=== TASK MATERIAL ===

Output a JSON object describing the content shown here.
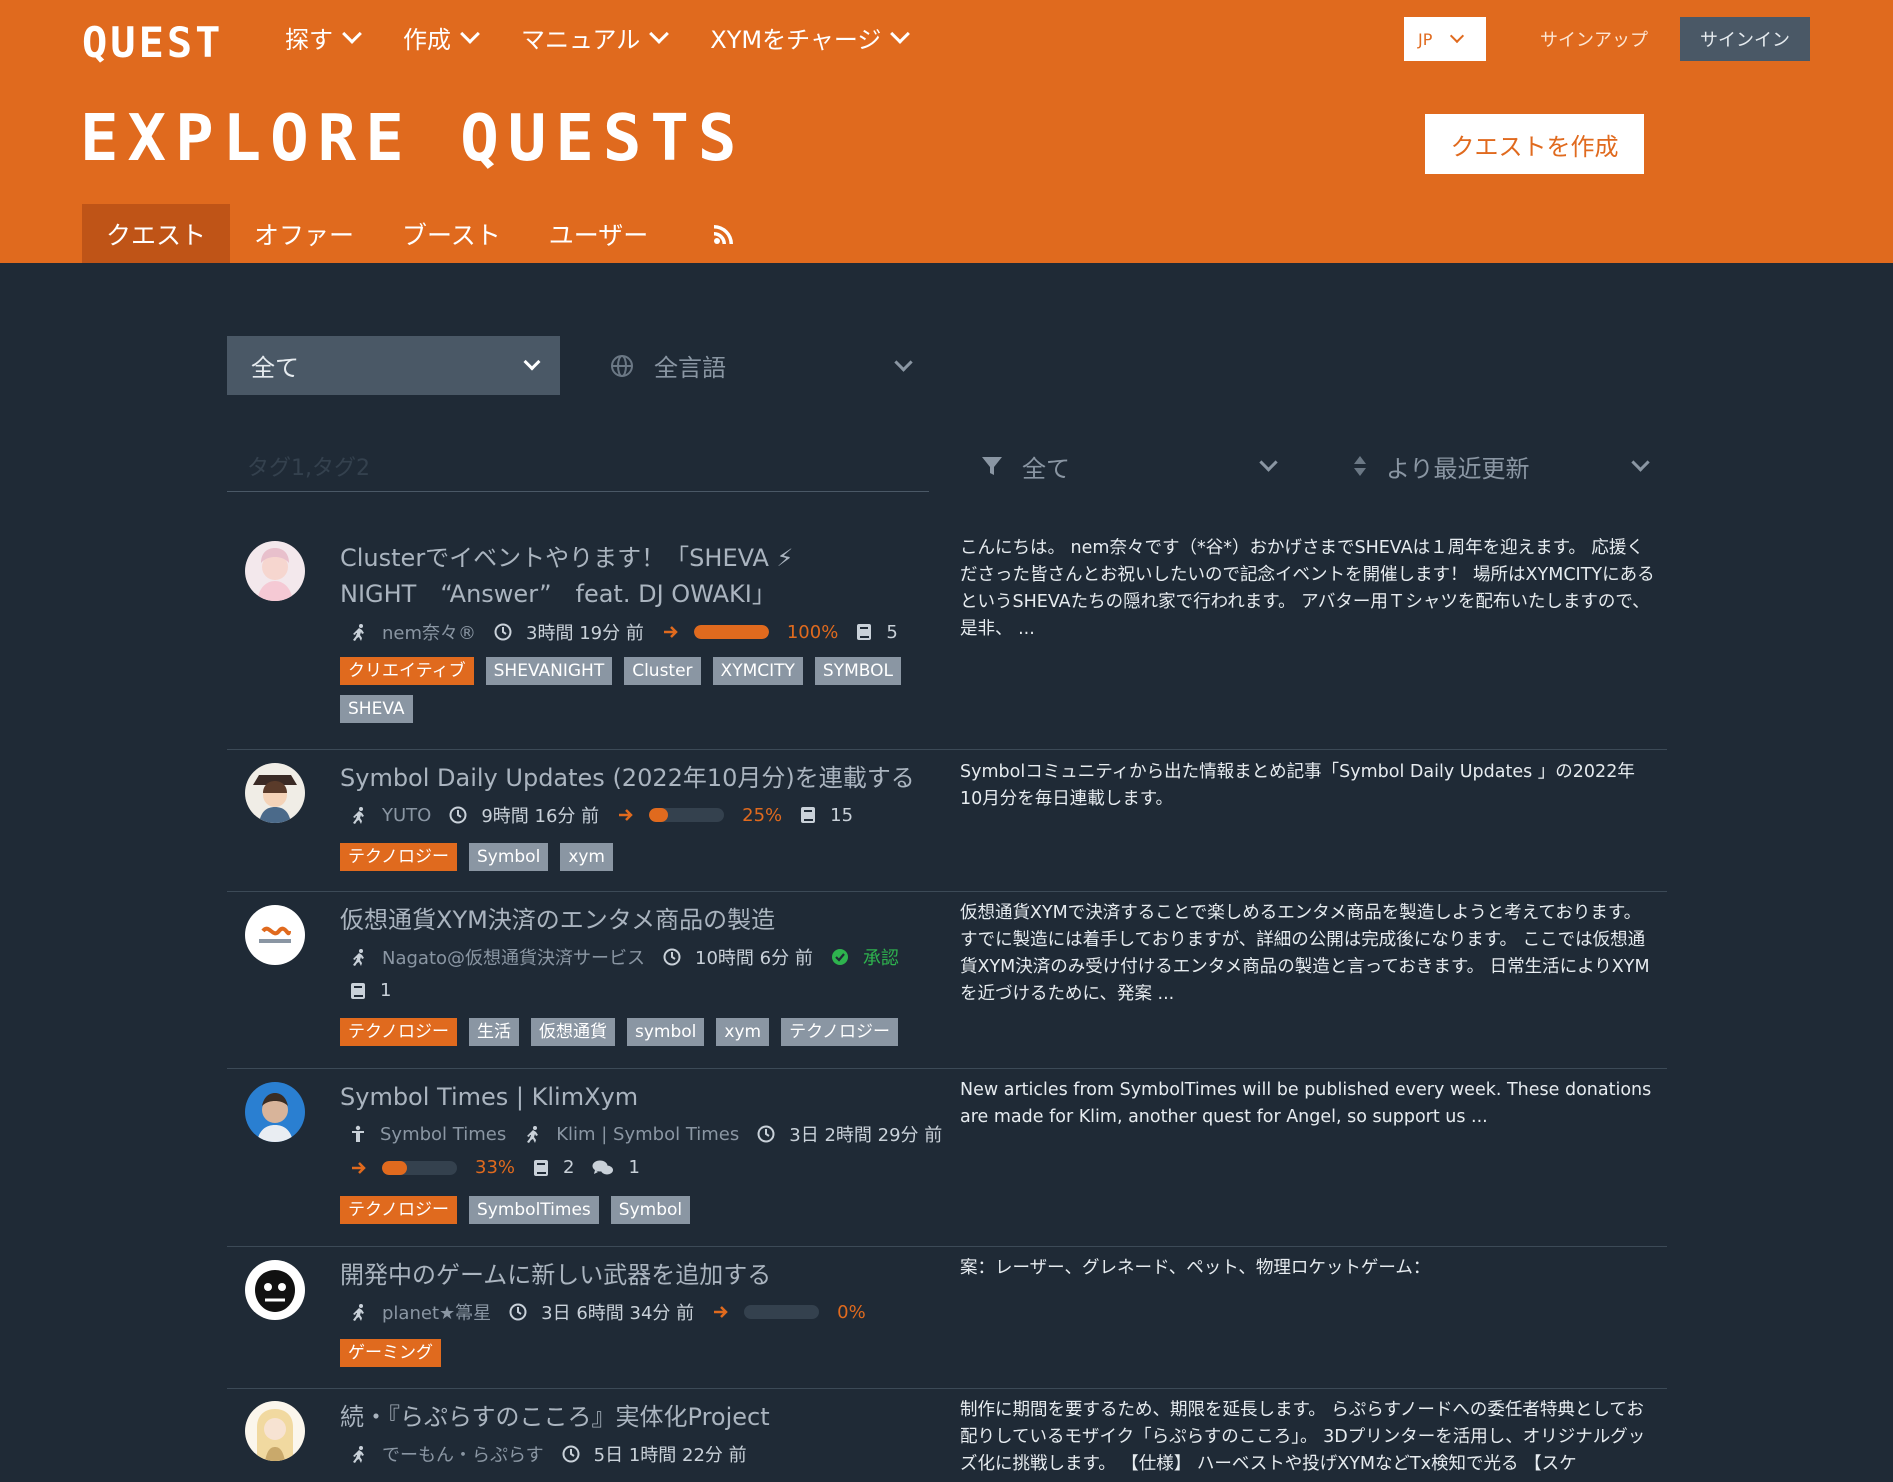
{
  "header": {
    "logo": "QUEST",
    "nav": [
      {
        "label": "探す"
      },
      {
        "label": "作成"
      },
      {
        "label": "マニュアル"
      },
      {
        "label": "XYMをチャージ"
      }
    ],
    "language": "JP",
    "signup": "サインアップ",
    "signin": "サインイン",
    "page_title": "EXPLORE QUESTS",
    "create_button": "クエストを作成",
    "tabs": [
      {
        "label": "クエスト",
        "active": true
      },
      {
        "label": "オファー"
      },
      {
        "label": "ブースト"
      },
      {
        "label": "ユーザー"
      }
    ]
  },
  "filters": {
    "category": "全て",
    "language": "全言語",
    "tags_placeholder": "タグ1,タグ2",
    "status": "全て",
    "sort": "より最近更新"
  },
  "quests": [
    {
      "title": "Clusterでイベントやります！「SHEVA ⚡ NIGHT　“Answer”　feat. DJ OWAKI」",
      "author": "nem奈々®",
      "time": "3時間 19分 前",
      "progress": 100,
      "progress_label": "100%",
      "book_count": "5",
      "tags": [
        "クリエイティブ",
        "SHEVANIGHT",
        "Cluster",
        "XYMCITY",
        "SYMBOL",
        "SHEVA"
      ],
      "description": "こんにちは。 nem奈々です（*谷*）おかげさまでSHEVAは１周年を迎えます。 応援くださった皆さんとお祝いしたいので記念イベントを開催します！ 場所はXYMCITYにあるというSHEVAたちの隠れ家で行われます。 アバター用Ｔシャツを配布いたしますので、 是非、 ..."
    },
    {
      "title": "Symbol Daily Updates (2022年10月分)を連載する",
      "author": "YUTO",
      "time": "9時間 16分 前",
      "progress": 25,
      "progress_label": "25%",
      "book_count": "15",
      "tags": [
        "テクノロジー",
        "Symbol",
        "xym"
      ],
      "description": "Symbolコミュニティから出た情報まとめ記事「Symbol Daily Updates 」の2022年10月分を毎日連載します。"
    },
    {
      "title": "仮想通貨XYM決済のエンタメ商品の製造",
      "author": "Nagato@仮想通貨決済サービス",
      "time": "10時間 6分 前",
      "status": "承認",
      "book_count": "1",
      "tags": [
        "テクノロジー",
        "生活",
        "仮想通貨",
        "symbol",
        "xym",
        "テクノロジー"
      ],
      "description": "仮想通貨XYMで決済することで楽しめるエンタメ商品を製造しようと考えております。 すでに製造には着手しておりますが、詳細の公開は完成後になります。 ここでは仮想通貨XYM決済のみ受け付けるエンタメ商品の製造と言っておきます。 日常生活によりXYMを近づけるために、発案 ..."
    },
    {
      "title": "Symbol Times | KlimXym",
      "group": "Symbol Times",
      "author": "Klim | Symbol Times",
      "time": "3日 2時間 29分 前",
      "progress": 33,
      "progress_label": "33%",
      "book_count": "2",
      "comment_count": "1",
      "tags": [
        "テクノロジー",
        "SymbolTimes",
        "Symbol"
      ],
      "description": "New articles from SymbolTimes will be published every week. These donations are made for Klim, another quest for Angel, so support us ..."
    },
    {
      "title": "開発中のゲームに新しい武器を追加する",
      "author": "planet★箒星",
      "time": "3日 6時間 34分 前",
      "progress": 0,
      "progress_label": "0%",
      "tags": [
        "ゲーミング"
      ],
      "description": "案：レーザー、グレネード、ペット、物理ロケットゲーム："
    },
    {
      "title": "続・『らぷらすのこころ』実体化Project",
      "author": "でーもん・らぷらす",
      "time": "5日 1時間 22分 前",
      "tags": [],
      "description": "制作に期間を要するため、期限を延長します。 らぷらすノードへの委任者特典としてお配りしているモザイク「らぷらすのこころ」。 3Dプリンターを活用し、オリジナルグッズ化に挑戦します。 【仕様】 ハーベストや投げXYMなどTx検知で光る 【スケ"
    }
  ],
  "colors": {
    "accent": "#e06a1e",
    "background": "#1f2a36",
    "tag_gray": "#8a96a3",
    "status_green": "#2eb34e"
  }
}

===

Give the number of lines that carry the word "Updates", with nothing added.

2